◆ What you should do
Collect all lines below with the string "after".

◆ Supplied records
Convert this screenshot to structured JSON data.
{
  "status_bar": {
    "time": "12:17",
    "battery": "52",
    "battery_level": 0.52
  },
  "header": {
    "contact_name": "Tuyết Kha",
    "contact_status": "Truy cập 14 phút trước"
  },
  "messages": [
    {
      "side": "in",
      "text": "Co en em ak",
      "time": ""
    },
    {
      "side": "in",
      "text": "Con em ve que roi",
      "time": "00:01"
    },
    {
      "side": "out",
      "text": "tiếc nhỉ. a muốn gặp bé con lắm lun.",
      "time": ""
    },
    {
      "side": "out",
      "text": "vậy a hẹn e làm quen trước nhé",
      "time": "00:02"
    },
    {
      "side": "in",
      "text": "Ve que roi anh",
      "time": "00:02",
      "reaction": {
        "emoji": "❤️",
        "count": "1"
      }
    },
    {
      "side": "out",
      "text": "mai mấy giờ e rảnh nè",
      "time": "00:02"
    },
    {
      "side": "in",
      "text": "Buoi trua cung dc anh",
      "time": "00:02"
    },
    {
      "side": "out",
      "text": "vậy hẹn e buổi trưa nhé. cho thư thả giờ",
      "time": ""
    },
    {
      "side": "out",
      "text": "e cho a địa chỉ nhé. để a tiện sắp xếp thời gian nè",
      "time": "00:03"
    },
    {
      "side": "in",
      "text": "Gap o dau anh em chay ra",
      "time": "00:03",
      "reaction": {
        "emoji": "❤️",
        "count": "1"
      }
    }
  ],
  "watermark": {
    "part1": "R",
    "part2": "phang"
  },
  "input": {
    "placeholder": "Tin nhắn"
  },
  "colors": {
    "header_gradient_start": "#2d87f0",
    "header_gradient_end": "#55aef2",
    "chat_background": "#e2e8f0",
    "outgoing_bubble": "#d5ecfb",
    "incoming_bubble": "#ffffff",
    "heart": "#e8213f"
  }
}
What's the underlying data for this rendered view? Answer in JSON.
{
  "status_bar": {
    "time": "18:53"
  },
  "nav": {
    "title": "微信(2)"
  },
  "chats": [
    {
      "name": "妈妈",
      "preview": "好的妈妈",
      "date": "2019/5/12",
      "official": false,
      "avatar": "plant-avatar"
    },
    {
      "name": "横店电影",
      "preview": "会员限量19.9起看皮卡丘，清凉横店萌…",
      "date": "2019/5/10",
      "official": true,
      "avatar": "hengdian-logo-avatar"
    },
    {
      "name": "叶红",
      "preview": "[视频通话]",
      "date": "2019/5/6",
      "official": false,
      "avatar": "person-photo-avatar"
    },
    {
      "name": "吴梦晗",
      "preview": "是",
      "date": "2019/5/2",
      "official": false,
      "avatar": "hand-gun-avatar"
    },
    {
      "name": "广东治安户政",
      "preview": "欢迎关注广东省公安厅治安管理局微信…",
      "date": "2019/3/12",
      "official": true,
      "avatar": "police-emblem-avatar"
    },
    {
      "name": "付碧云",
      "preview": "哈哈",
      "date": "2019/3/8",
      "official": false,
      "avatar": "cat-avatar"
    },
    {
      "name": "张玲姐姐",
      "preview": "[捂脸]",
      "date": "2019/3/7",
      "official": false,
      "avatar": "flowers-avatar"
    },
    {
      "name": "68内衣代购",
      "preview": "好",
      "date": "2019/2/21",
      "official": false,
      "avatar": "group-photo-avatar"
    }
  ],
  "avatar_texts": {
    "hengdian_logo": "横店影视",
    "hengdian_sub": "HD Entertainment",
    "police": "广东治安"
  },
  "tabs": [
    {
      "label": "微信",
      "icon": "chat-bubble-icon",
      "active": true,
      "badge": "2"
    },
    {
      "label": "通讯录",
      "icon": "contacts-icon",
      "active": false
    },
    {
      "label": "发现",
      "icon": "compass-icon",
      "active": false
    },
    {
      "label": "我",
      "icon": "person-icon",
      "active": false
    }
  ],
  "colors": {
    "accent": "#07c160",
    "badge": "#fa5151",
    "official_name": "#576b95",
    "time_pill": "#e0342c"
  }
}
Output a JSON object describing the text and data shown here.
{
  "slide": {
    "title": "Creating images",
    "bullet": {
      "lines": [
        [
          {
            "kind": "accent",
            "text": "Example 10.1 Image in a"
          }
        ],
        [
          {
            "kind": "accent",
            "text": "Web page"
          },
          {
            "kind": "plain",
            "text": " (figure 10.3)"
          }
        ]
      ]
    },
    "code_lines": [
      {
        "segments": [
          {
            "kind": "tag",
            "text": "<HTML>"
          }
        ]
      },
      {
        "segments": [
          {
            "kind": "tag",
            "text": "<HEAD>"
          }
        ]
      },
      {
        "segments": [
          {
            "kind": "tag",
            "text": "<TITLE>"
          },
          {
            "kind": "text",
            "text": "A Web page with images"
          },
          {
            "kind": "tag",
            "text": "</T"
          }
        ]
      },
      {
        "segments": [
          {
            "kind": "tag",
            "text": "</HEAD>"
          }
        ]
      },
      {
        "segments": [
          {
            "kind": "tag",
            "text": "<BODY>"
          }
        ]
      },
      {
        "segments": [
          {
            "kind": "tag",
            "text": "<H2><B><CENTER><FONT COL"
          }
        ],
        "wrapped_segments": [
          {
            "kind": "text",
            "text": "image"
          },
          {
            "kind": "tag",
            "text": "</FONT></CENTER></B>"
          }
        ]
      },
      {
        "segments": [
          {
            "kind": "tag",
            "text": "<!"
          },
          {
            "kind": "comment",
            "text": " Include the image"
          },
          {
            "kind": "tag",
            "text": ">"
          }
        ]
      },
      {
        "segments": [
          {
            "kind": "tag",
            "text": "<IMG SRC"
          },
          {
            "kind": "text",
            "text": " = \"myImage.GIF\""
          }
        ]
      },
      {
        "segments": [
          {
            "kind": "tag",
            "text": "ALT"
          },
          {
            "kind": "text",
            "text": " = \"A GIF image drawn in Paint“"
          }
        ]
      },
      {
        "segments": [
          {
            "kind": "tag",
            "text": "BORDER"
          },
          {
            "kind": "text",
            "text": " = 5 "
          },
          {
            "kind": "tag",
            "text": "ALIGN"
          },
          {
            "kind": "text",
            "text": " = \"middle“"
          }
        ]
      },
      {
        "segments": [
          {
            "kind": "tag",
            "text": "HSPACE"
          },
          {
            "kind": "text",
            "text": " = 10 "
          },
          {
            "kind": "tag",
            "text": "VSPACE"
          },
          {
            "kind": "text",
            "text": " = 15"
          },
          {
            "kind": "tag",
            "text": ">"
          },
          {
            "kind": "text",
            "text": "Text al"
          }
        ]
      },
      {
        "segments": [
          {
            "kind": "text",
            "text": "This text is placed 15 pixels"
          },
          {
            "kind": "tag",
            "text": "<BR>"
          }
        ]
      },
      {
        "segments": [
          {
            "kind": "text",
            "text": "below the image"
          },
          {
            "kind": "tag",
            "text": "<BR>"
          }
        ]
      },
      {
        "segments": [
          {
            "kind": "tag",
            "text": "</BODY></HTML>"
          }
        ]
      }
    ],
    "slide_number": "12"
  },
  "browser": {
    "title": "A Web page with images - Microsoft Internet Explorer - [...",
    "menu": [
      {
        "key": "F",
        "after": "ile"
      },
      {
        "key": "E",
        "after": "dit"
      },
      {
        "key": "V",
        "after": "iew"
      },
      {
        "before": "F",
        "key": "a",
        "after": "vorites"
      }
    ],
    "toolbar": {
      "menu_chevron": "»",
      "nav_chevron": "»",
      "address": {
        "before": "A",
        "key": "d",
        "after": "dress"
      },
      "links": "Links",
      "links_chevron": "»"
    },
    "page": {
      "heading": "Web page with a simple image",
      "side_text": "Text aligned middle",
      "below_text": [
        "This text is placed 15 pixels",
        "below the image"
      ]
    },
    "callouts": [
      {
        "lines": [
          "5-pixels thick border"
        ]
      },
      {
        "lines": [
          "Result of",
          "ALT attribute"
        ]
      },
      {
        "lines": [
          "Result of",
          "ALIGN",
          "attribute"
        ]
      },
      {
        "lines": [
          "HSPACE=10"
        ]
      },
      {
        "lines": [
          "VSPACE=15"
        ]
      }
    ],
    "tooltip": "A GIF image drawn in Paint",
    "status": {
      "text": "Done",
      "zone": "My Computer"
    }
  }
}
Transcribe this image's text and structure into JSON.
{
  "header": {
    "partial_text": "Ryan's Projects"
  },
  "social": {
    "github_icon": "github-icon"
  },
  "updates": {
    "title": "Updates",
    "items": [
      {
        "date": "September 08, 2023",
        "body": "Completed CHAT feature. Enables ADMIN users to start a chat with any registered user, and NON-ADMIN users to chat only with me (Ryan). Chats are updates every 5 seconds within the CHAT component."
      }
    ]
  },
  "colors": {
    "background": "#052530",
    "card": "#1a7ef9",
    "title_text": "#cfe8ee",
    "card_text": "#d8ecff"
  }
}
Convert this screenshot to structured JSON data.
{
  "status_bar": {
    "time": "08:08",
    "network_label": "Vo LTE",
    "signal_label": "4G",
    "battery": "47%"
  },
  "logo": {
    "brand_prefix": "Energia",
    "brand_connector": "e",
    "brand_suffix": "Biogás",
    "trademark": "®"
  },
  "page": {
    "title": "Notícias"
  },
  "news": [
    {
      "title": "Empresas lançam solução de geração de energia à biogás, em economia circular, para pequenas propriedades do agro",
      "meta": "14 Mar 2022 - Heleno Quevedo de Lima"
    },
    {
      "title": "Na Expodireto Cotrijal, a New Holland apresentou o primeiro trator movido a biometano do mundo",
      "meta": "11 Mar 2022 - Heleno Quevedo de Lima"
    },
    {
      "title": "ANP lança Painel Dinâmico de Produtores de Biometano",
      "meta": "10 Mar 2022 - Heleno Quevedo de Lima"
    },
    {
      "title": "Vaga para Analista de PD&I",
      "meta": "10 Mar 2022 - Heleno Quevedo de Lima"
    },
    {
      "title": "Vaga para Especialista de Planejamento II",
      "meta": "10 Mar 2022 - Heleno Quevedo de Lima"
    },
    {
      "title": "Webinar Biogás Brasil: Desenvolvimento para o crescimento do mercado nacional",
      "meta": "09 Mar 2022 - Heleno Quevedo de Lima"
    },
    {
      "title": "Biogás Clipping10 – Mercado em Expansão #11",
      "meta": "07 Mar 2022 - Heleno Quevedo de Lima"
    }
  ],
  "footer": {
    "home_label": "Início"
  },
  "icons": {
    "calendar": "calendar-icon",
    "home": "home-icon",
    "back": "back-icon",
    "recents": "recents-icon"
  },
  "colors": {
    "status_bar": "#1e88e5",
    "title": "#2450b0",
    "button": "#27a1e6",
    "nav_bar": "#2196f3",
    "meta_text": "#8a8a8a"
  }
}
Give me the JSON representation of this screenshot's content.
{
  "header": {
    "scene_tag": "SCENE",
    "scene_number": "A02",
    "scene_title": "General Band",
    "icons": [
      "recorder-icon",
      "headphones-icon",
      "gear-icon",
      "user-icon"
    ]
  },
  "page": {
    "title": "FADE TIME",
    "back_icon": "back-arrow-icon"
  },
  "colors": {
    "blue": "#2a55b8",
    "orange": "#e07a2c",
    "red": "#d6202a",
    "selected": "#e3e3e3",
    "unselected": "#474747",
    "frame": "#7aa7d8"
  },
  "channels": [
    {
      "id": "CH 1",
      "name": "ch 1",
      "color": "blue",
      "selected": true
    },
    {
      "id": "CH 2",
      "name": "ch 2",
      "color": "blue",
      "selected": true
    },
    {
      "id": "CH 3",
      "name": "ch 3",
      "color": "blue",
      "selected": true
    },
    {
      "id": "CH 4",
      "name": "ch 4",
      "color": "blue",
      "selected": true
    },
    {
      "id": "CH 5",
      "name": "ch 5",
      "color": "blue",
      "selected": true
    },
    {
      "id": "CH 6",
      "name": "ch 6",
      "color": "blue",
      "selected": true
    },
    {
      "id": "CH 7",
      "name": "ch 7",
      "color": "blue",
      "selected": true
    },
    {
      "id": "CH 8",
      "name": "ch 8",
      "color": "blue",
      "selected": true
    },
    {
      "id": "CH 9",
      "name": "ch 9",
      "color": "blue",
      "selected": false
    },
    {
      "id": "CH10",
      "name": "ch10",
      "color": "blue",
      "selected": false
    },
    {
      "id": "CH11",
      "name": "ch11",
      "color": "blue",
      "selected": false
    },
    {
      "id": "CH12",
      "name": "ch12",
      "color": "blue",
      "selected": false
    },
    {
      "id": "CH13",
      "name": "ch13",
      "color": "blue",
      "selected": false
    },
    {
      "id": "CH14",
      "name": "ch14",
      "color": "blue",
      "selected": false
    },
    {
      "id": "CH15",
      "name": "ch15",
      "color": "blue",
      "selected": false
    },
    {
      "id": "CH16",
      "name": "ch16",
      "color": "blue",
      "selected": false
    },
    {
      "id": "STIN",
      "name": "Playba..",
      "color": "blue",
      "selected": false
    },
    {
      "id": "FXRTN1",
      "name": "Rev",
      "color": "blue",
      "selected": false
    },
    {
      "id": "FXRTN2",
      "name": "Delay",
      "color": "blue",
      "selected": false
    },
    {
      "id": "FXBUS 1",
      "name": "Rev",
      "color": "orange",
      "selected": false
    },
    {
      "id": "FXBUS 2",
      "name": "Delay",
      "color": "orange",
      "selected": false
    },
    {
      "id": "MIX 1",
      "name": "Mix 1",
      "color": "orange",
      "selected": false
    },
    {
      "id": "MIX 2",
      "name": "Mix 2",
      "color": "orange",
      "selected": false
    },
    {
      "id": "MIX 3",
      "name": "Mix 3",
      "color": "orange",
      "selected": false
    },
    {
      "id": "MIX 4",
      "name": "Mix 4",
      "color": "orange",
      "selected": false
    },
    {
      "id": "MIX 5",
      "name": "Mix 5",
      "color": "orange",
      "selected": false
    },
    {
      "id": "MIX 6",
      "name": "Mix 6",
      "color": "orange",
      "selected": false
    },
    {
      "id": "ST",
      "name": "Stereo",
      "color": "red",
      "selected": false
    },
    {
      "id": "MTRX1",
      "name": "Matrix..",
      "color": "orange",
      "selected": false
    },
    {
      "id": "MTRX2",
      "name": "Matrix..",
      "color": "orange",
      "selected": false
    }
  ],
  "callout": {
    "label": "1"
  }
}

◆ Written solution
        "after": "ile"
        "after": "dit"
        "after": "iew"
        "after": "vorites"
        "after": "dress"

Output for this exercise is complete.